**YOUR GOAL**. Look for the word "explanations" in each line and report the count of matching lines, with nothing added.

* BEGIN EXERCISE INPUT *

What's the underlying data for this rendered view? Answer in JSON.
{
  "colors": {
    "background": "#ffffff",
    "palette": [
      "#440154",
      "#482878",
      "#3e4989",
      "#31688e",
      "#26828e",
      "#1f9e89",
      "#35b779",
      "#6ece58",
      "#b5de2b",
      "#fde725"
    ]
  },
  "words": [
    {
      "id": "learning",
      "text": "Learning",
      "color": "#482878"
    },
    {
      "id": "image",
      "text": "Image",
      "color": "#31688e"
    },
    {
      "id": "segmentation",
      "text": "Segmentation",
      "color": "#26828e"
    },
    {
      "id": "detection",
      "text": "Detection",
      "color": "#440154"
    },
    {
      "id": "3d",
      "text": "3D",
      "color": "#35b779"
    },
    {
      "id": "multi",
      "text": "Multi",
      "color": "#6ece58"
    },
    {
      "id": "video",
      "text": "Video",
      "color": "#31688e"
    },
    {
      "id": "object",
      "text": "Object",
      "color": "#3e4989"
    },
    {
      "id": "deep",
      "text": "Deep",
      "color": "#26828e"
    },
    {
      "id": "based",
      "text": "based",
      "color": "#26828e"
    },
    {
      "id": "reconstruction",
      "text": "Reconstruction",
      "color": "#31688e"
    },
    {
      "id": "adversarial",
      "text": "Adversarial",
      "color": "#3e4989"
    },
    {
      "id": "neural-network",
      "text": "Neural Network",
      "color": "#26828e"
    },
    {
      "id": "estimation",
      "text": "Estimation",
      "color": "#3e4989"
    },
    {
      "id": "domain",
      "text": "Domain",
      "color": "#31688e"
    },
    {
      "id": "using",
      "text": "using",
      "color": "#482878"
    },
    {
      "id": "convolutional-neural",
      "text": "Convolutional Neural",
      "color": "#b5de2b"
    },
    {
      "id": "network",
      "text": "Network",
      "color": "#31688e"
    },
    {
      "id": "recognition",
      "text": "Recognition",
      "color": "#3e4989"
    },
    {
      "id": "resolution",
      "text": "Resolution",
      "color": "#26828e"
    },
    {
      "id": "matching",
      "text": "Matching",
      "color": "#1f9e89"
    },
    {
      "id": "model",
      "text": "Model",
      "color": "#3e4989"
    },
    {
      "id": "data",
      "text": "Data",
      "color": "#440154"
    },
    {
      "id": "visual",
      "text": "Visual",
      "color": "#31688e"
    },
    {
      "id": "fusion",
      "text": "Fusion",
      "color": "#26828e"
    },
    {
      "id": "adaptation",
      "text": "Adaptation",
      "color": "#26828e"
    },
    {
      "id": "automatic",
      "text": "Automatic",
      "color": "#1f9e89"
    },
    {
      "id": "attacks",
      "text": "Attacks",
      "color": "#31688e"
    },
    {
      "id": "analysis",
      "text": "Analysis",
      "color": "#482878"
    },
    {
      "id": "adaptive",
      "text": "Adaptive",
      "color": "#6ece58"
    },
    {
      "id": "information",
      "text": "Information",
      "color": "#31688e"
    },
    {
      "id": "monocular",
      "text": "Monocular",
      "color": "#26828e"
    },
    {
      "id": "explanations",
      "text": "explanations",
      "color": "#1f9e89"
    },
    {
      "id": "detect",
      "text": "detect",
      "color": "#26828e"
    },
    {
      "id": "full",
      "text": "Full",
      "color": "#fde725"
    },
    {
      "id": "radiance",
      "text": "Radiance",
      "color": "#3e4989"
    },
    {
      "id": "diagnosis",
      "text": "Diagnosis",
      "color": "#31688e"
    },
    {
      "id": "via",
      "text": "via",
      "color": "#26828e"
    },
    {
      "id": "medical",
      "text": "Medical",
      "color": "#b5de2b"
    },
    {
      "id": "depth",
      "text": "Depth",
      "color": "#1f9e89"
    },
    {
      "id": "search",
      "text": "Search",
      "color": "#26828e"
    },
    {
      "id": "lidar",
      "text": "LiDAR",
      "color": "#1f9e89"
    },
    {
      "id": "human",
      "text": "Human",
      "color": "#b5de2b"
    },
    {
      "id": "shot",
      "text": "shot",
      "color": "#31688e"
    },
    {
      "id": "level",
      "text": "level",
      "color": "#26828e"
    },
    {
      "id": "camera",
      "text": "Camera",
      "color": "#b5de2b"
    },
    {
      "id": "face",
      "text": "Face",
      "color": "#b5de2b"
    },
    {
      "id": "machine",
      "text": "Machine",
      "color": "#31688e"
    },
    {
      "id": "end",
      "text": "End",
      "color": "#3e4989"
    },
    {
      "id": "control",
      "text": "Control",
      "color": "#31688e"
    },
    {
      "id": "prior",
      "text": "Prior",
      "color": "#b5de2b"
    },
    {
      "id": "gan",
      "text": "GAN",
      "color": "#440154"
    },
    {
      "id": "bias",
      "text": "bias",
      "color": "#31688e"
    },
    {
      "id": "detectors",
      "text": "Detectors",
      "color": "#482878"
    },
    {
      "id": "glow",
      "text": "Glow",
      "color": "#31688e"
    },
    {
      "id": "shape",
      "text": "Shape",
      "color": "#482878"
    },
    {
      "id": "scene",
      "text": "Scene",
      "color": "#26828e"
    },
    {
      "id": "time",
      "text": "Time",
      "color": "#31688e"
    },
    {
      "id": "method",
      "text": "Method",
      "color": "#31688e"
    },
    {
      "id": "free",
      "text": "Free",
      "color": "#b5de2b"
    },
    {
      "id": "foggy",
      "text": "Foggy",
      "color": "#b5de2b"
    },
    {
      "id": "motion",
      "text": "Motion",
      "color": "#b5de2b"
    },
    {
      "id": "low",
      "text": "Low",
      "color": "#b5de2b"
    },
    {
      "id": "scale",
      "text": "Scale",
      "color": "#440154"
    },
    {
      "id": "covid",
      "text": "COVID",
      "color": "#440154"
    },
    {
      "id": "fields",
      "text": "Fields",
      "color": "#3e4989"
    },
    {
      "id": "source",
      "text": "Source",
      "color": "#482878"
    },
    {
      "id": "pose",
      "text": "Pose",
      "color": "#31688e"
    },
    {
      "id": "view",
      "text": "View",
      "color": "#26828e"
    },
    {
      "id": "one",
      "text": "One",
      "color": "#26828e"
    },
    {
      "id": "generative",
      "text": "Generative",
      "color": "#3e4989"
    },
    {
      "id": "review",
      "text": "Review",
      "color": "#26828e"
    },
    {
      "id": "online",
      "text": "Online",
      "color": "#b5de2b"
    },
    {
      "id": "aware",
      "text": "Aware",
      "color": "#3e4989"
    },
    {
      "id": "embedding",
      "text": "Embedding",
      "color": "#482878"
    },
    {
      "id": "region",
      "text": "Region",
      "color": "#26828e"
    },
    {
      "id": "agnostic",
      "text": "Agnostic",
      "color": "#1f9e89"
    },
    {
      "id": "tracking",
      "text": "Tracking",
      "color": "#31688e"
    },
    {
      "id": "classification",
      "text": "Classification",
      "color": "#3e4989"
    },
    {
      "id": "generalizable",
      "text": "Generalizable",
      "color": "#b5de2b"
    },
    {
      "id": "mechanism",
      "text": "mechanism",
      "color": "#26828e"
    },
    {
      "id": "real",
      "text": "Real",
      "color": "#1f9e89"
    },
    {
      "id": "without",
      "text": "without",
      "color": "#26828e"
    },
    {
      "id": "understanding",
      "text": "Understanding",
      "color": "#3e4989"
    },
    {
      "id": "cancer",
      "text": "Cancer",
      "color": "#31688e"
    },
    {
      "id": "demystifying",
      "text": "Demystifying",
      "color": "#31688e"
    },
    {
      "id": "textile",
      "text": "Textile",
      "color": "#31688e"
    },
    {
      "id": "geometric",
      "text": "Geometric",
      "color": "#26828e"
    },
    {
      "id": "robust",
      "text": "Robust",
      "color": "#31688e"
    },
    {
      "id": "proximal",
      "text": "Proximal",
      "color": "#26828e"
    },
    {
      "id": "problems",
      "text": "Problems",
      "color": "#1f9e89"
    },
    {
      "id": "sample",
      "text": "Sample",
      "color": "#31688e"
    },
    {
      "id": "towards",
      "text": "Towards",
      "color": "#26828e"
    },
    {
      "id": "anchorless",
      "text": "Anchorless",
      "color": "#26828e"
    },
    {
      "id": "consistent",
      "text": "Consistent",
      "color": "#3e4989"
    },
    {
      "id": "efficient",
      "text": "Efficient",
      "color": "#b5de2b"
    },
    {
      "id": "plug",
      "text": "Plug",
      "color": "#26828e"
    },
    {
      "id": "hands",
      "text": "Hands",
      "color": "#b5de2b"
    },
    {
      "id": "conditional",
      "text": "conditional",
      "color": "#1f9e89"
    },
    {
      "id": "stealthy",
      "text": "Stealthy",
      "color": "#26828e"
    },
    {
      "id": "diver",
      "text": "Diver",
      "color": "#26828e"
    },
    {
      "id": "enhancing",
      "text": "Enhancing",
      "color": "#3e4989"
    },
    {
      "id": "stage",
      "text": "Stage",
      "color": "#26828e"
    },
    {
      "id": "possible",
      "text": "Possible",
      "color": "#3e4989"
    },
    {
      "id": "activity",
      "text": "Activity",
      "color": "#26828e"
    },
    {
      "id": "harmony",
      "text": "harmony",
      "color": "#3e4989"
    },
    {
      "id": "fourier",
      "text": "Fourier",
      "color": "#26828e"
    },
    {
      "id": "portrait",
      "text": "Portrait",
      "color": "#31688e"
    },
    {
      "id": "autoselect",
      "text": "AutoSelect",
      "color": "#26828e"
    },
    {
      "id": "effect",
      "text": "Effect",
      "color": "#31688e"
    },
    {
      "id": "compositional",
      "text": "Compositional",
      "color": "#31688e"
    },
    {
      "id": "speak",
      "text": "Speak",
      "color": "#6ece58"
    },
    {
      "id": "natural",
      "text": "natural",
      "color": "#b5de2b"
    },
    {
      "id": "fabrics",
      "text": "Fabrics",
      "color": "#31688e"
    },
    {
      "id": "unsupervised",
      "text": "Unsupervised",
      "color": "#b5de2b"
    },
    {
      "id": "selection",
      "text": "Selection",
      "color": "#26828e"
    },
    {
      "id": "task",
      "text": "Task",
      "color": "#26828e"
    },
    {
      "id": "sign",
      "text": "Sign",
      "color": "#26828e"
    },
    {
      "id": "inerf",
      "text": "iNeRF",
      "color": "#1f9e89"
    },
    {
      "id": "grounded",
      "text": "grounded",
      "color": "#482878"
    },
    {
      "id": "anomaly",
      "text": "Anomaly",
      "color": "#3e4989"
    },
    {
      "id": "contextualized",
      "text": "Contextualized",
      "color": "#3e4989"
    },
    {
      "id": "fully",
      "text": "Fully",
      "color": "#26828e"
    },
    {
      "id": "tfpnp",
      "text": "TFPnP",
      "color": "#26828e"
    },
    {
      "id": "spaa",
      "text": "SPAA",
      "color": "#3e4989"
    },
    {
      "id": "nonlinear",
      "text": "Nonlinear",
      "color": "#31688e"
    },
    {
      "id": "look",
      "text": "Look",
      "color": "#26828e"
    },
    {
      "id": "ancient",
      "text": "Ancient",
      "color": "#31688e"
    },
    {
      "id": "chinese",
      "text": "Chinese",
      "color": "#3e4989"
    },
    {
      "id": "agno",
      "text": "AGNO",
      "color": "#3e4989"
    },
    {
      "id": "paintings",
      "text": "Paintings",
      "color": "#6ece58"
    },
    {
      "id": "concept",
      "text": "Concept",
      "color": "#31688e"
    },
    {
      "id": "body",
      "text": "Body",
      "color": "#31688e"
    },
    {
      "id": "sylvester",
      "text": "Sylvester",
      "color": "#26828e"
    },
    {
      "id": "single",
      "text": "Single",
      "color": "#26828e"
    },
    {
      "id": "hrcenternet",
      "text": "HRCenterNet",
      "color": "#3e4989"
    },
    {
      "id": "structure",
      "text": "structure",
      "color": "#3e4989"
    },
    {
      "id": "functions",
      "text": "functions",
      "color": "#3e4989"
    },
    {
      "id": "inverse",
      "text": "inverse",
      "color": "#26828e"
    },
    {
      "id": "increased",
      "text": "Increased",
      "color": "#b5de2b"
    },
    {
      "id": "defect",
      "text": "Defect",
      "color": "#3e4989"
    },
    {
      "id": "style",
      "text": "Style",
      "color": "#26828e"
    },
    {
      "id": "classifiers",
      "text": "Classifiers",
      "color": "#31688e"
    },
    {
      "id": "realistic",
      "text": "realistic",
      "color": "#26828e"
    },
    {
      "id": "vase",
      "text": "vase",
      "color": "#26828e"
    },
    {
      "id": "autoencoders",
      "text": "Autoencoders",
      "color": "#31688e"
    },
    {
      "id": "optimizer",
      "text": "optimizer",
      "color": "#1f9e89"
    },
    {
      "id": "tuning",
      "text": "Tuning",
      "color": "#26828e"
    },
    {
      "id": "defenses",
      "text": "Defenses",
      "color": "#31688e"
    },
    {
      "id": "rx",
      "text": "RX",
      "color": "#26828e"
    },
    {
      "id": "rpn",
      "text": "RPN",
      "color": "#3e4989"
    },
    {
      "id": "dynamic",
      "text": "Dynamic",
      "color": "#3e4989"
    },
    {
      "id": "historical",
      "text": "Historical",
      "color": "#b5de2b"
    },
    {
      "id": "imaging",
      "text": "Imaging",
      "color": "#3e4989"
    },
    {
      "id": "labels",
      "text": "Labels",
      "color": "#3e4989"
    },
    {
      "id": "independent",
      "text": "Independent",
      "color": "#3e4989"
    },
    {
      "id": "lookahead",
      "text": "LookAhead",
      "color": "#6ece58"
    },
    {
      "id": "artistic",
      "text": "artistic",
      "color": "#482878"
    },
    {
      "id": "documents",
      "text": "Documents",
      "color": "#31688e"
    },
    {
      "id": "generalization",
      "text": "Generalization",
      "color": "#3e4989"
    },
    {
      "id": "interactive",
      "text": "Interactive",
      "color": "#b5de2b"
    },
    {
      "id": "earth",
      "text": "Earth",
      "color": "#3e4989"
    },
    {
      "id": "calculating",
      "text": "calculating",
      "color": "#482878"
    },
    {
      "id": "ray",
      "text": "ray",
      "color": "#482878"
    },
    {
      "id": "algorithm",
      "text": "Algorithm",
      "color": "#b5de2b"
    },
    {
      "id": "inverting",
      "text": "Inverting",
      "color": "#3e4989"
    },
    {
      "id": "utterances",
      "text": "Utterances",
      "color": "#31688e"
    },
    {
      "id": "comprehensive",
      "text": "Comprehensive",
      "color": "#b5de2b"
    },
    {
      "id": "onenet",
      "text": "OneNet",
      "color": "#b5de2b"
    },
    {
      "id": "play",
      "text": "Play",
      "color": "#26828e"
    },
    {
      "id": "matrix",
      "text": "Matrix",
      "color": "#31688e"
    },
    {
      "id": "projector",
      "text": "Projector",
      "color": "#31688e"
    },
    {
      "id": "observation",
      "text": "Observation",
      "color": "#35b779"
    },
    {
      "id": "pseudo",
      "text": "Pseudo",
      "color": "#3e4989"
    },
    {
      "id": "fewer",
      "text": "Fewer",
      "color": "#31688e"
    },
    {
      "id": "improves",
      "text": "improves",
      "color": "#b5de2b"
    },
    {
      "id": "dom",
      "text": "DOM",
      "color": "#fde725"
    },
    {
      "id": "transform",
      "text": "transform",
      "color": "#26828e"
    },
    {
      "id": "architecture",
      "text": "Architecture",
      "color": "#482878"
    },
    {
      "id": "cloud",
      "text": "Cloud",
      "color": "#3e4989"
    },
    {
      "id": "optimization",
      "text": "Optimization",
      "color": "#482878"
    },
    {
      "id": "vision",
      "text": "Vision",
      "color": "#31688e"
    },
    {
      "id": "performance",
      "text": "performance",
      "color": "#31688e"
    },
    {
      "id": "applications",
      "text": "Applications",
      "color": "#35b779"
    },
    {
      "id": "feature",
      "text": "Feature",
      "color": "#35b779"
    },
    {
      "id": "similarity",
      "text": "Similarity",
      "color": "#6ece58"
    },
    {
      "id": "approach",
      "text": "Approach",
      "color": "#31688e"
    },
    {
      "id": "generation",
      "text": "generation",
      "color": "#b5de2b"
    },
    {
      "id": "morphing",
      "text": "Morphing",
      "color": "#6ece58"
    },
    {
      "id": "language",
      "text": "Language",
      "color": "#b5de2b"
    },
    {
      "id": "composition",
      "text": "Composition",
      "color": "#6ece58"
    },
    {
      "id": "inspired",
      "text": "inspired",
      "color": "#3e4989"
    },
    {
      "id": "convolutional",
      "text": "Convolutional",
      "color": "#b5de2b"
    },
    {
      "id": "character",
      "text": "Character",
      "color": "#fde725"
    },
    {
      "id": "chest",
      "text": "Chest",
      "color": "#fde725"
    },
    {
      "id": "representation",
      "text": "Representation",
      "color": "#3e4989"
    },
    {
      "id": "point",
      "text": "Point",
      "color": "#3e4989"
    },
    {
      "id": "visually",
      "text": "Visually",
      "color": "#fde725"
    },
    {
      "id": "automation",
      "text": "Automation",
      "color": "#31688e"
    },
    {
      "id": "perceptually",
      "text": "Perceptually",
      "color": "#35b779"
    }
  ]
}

* END EXERCISE INPUT *

**EXERCISE SOLUTION**. 2